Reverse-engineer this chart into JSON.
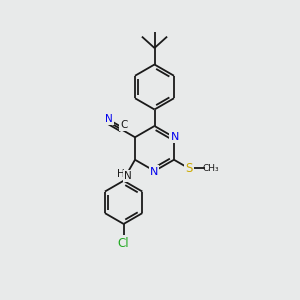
{
  "background_color": "#e8eaea",
  "bond_color": "#1a1a1a",
  "atom_colors": {
    "N": "#0000ee",
    "C": "#1a1a1a",
    "S": "#ccaa00",
    "Cl": "#22aa22",
    "H": "#1a1a1a"
  },
  "figsize": [
    3.0,
    3.0
  ],
  "dpi": 100,
  "lw": 1.3
}
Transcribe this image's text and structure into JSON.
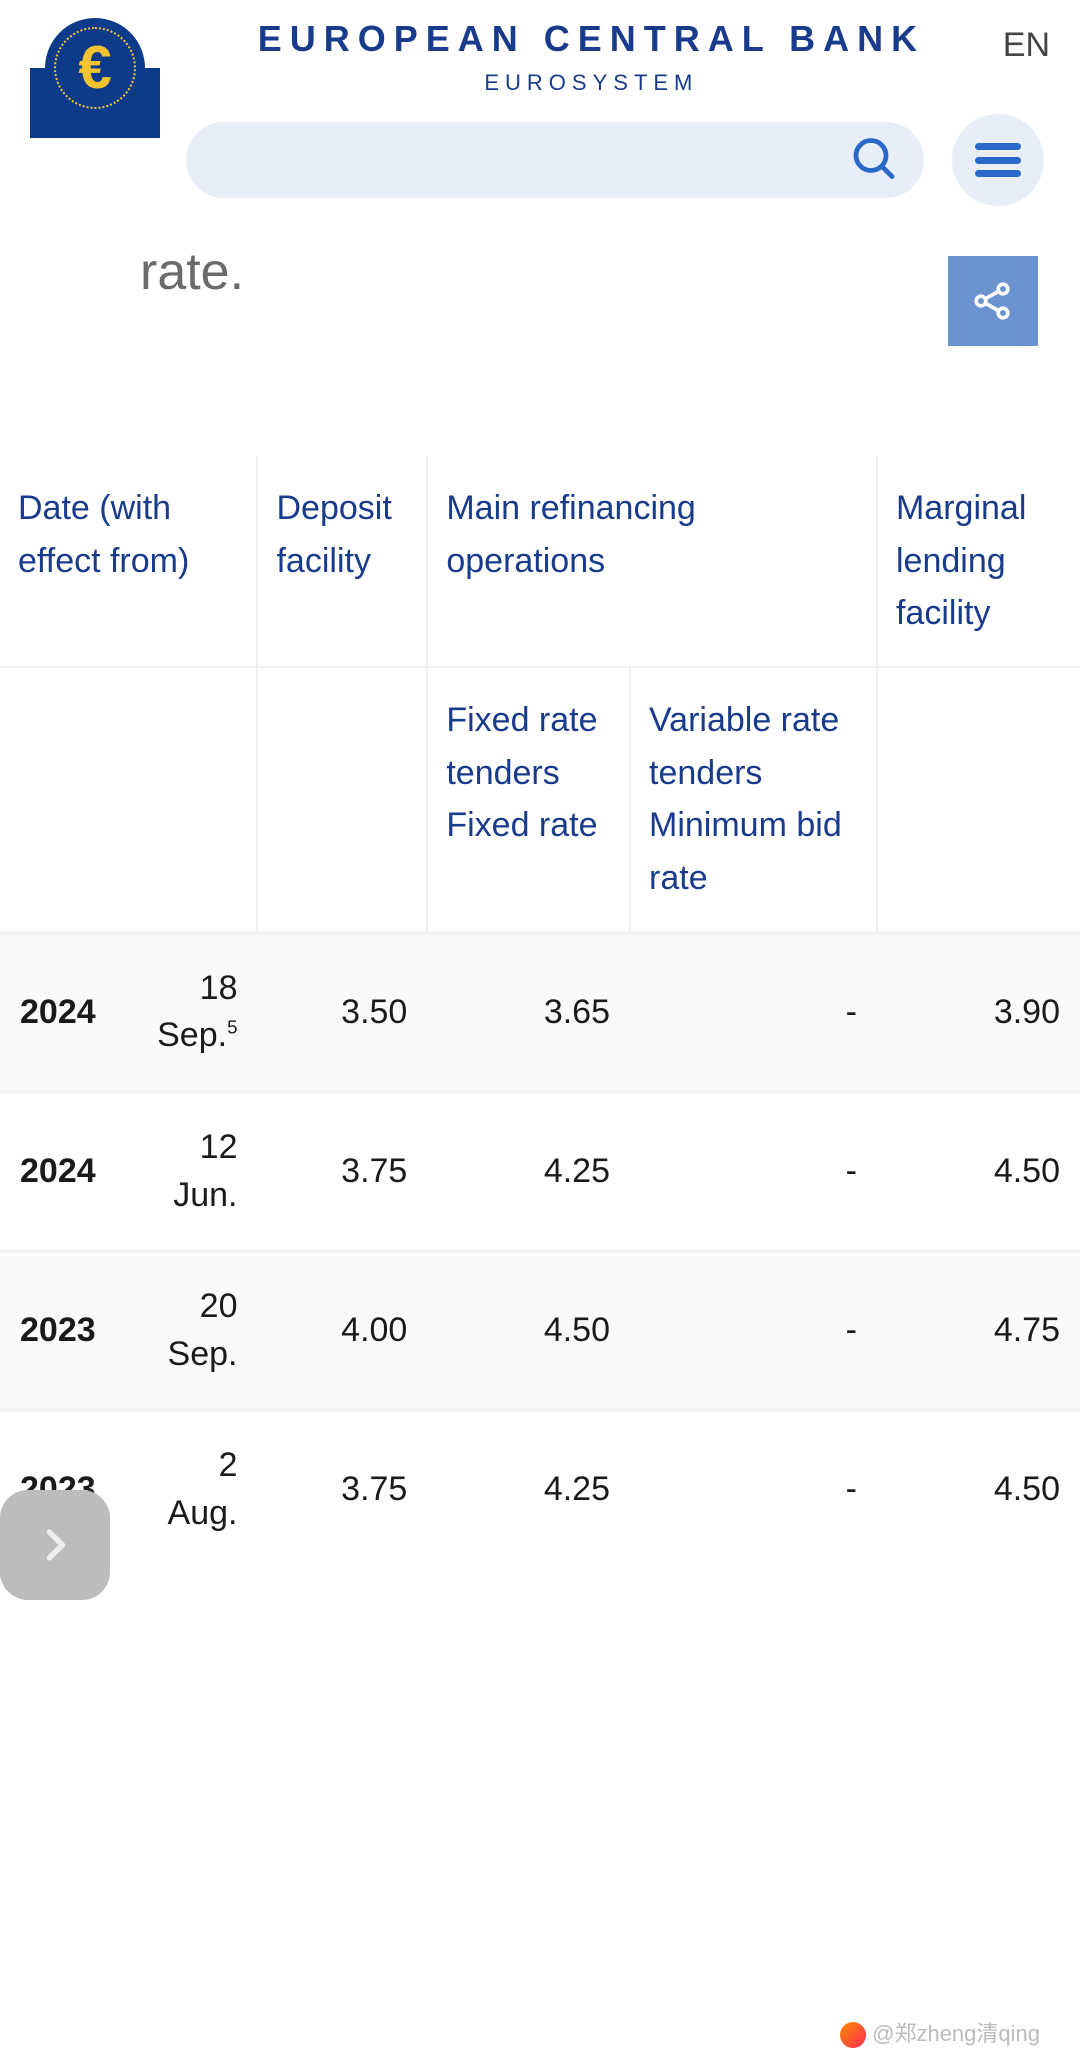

================================

Exercise objective
Print all of the entries word for word. Skip any images they contain.

Worked solution
Reverse-engineer this chart into JSON.
{
  "background_color": "#e8eaea",
  "bond_color": "#1a1a1a",
  "atom_colors": {
    "N": "#0000ee",
    "C": "#1a1a1a",
    "S": "#ccaa00",
    "Cl": "#22aa22",
    "H": "#1a1a1a"
  },
  "figsize": [
    3.0,
    3.0
  ],
  "dpi": 100,
  "lw": 1.3
}
Transcribe this image's text and structure into JSON.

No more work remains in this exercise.